**Supplied records**.
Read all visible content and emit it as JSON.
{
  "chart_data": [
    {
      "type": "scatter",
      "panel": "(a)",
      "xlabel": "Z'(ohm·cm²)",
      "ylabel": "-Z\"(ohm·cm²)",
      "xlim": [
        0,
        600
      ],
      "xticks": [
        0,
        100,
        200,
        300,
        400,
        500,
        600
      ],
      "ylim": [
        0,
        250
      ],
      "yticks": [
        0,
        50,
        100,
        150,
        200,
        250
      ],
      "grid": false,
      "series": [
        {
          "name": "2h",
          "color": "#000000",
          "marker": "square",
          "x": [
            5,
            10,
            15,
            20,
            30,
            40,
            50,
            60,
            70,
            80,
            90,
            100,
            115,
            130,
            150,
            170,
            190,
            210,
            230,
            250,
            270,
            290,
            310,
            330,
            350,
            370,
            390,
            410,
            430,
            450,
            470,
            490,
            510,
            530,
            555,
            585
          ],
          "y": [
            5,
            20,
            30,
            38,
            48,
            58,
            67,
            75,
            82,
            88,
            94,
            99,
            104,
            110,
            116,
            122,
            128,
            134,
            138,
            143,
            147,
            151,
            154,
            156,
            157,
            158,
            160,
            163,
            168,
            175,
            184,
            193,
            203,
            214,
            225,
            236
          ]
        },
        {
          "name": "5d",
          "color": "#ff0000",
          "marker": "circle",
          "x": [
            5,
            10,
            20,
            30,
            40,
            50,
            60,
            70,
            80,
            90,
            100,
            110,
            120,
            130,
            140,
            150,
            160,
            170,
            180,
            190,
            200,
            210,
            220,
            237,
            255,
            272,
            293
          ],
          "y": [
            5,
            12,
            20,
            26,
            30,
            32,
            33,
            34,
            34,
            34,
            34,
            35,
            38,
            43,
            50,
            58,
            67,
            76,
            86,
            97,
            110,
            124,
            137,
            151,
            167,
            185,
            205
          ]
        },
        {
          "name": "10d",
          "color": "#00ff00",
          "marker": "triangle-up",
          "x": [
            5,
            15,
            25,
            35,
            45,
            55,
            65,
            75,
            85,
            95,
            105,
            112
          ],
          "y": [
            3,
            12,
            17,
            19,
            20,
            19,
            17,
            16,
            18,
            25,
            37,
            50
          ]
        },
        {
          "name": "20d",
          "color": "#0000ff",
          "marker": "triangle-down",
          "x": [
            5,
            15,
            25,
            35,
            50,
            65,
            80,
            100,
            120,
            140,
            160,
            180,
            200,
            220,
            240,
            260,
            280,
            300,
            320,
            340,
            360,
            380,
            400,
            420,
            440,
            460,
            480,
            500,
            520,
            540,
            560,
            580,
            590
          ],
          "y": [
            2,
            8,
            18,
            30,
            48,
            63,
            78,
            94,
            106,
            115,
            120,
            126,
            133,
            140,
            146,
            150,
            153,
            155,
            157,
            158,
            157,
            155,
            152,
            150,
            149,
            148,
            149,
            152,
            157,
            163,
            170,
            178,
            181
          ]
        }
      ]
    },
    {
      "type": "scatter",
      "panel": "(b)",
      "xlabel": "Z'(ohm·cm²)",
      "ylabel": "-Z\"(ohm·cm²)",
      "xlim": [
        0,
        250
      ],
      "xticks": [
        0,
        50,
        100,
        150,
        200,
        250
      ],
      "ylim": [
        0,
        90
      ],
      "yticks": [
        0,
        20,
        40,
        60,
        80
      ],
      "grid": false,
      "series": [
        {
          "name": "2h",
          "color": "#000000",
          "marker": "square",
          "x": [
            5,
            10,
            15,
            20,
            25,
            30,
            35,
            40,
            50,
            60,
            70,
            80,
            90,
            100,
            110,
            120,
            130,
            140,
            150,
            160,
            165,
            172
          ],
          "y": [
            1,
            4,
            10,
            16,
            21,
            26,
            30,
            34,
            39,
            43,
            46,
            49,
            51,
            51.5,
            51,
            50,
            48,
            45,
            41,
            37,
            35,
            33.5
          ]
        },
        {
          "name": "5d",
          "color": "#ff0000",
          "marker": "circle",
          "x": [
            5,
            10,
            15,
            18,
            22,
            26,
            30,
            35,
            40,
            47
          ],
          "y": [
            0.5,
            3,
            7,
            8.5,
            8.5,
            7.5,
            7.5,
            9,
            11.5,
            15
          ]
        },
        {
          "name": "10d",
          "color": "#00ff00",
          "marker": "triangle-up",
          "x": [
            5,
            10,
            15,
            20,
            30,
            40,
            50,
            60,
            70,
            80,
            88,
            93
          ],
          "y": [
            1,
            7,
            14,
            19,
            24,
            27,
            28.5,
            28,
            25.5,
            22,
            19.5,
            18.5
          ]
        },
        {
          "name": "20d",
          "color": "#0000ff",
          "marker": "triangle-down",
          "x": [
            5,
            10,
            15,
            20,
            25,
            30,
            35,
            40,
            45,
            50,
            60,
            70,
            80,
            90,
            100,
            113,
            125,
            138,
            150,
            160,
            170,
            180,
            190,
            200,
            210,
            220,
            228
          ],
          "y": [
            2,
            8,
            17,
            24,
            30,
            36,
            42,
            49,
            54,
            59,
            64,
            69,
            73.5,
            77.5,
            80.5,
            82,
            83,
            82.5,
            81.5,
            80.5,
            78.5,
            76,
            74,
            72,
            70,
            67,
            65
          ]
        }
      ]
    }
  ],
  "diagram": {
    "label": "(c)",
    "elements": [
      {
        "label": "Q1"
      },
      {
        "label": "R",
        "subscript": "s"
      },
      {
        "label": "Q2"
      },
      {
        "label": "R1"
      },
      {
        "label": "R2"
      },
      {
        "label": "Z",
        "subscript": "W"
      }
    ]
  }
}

**What needs to be done**. Write out all the data again, exactly as it appears.

**Answer**.
Read all visible content and emit it as JSON.
{
  "chart_data": [
    {
      "type": "scatter",
      "panel": "(a)",
      "xlabel": "Z'(ohm·cm²)",
      "ylabel": "-Z\"(ohm·cm²)",
      "xlim": [
        0,
        600
      ],
      "xticks": [
        0,
        100,
        200,
        300,
        400,
        500,
        600
      ],
      "ylim": [
        0,
        250
      ],
      "yticks": [
        0,
        50,
        100,
        150,
        200,
        250
      ],
      "grid": false,
      "series": [
        {
          "name": "2h",
          "color": "#000000",
          "marker": "square",
          "x": [
            5,
            10,
            15,
            20,
            30,
            40,
            50,
            60,
            70,
            80,
            90,
            100,
            115,
            130,
            150,
            170,
            190,
            210,
            230,
            250,
            270,
            290,
            310,
            330,
            350,
            370,
            390,
            410,
            430,
            450,
            470,
            490,
            510,
            530,
            555,
            585
          ],
          "y": [
            5,
            20,
            30,
            38,
            48,
            58,
            67,
            75,
            82,
            88,
            94,
            99,
            104,
            110,
            116,
            122,
            128,
            134,
            138,
            143,
            147,
            151,
            154,
            156,
            157,
            158,
            160,
            163,
            168,
            175,
            184,
            193,
            203,
            214,
            225,
            236
          ]
        },
        {
          "name": "5d",
          "color": "#ff0000",
          "marker": "circle",
          "x": [
            5,
            10,
            20,
            30,
            40,
            50,
            60,
            70,
            80,
            90,
            100,
            110,
            120,
            130,
            140,
            150,
            160,
            170,
            180,
            190,
            200,
            210,
            220,
            237,
            255,
            272,
            293
          ],
          "y": [
            5,
            12,
            20,
            26,
            30,
            32,
            33,
            34,
            34,
            34,
            34,
            35,
            38,
            43,
            50,
            58,
            67,
            76,
            86,
            97,
            110,
            124,
            137,
            151,
            167,
            185,
            205
          ]
        },
        {
          "name": "10d",
          "color": "#00ff00",
          "marker": "triangle-up",
          "x": [
            5,
            15,
            25,
            35,
            45,
            55,
            65,
            75,
            85,
            95,
            105,
            112
          ],
          "y": [
            3,
            12,
            17,
            19,
            20,
            19,
            17,
            16,
            18,
            25,
            37,
            50
          ]
        },
        {
          "name": "20d",
          "color": "#0000ff",
          "marker": "triangle-down",
          "x": [
            5,
            15,
            25,
            35,
            50,
            65,
            80,
            100,
            120,
            140,
            160,
            180,
            200,
            220,
            240,
            260,
            280,
            300,
            320,
            340,
            360,
            380,
            400,
            420,
            440,
            460,
            480,
            500,
            520,
            540,
            560,
            580,
            590
          ],
          "y": [
            2,
            8,
            18,
            30,
            48,
            63,
            78,
            94,
            106,
            115,
            120,
            126,
            133,
            140,
            146,
            150,
            153,
            155,
            157,
            158,
            157,
            155,
            152,
            150,
            149,
            148,
            149,
            152,
            157,
            163,
            170,
            178,
            181
          ]
        }
      ]
    },
    {
      "type": "scatter",
      "panel": "(b)",
      "xlabel": "Z'(ohm·cm²)",
      "ylabel": "-Z\"(ohm·cm²)",
      "xlim": [
        0,
        250
      ],
      "xticks": [
        0,
        50,
        100,
        150,
        200,
        250
      ],
      "ylim": [
        0,
        90
      ],
      "yticks": [
        0,
        20,
        40,
        60,
        80
      ],
      "grid": false,
      "series": [
        {
          "name": "2h",
          "color": "#000000",
          "marker": "square",
          "x": [
            5,
            10,
            15,
            20,
            25,
            30,
            35,
            40,
            50,
            60,
            70,
            80,
            90,
            100,
            110,
            120,
            130,
            140,
            150,
            160,
            165,
            172
          ],
          "y": [
            1,
            4,
            10,
            16,
            21,
            26,
            30,
            34,
            39,
            43,
            46,
            49,
            51,
            51.5,
            51,
            50,
            48,
            45,
            41,
            37,
            35,
            33.5
          ]
        },
        {
          "name": "5d",
          "color": "#ff0000",
          "marker": "circle",
          "x": [
            5,
            10,
            15,
            18,
            22,
            26,
            30,
            35,
            40,
            47
          ],
          "y": [
            0.5,
            3,
            7,
            8.5,
            8.5,
            7.5,
            7.5,
            9,
            11.5,
            15
          ]
        },
        {
          "name": "10d",
          "color": "#00ff00",
          "marker": "triangle-up",
          "x": [
            5,
            10,
            15,
            20,
            30,
            40,
            50,
            60,
            70,
            80,
            88,
            93
          ],
          "y": [
            1,
            7,
            14,
            19,
            24,
            27,
            28.5,
            28,
            25.5,
            22,
            19.5,
            18.5
          ]
        },
        {
          "name": "20d",
          "color": "#0000ff",
          "marker": "triangle-down",
          "x": [
            5,
            10,
            15,
            20,
            25,
            30,
            35,
            40,
            45,
            50,
            60,
            70,
            80,
            90,
            100,
            113,
            125,
            138,
            150,
            160,
            170,
            180,
            190,
            200,
            210,
            220,
            228
          ],
          "y": [
            2,
            8,
            17,
            24,
            30,
            36,
            42,
            49,
            54,
            59,
            64,
            69,
            73.5,
            77.5,
            80.5,
            82,
            83,
            82.5,
            81.5,
            80.5,
            78.5,
            76,
            74,
            72,
            70,
            67,
            65
          ]
        }
      ]
    }
  ],
  "diagram": {
    "label": "(c)",
    "elements": [
      {
        "label": "Q1"
      },
      {
        "label": "R",
        "subscript": "s"
      },
      {
        "label": "Q2"
      },
      {
        "label": "R1"
      },
      {
        "label": "R2"
      },
      {
        "label": "Z",
        "subscript": "W"
      }
    ]
  }
}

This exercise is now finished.